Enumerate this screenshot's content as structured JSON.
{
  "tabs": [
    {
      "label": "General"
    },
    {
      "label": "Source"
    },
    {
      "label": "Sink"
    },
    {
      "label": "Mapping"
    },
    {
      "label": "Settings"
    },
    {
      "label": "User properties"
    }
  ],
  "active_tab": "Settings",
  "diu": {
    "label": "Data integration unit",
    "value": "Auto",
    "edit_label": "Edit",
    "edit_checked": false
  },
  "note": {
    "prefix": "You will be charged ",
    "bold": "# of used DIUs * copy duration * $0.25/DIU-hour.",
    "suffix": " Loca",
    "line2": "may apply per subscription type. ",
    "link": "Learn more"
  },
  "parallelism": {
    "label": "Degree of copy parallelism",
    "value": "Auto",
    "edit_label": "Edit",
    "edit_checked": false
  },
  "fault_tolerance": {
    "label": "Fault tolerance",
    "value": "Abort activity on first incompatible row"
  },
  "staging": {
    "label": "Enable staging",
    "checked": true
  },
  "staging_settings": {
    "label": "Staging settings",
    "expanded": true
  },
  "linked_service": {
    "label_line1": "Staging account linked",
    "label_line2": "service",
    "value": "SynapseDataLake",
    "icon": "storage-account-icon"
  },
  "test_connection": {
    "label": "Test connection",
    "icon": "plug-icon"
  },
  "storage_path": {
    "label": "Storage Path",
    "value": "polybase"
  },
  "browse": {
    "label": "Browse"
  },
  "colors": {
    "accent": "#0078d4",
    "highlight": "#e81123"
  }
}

**********

The word "parallelism" may occur in lines of the records. Report how many such lines there are, giving only the number.

2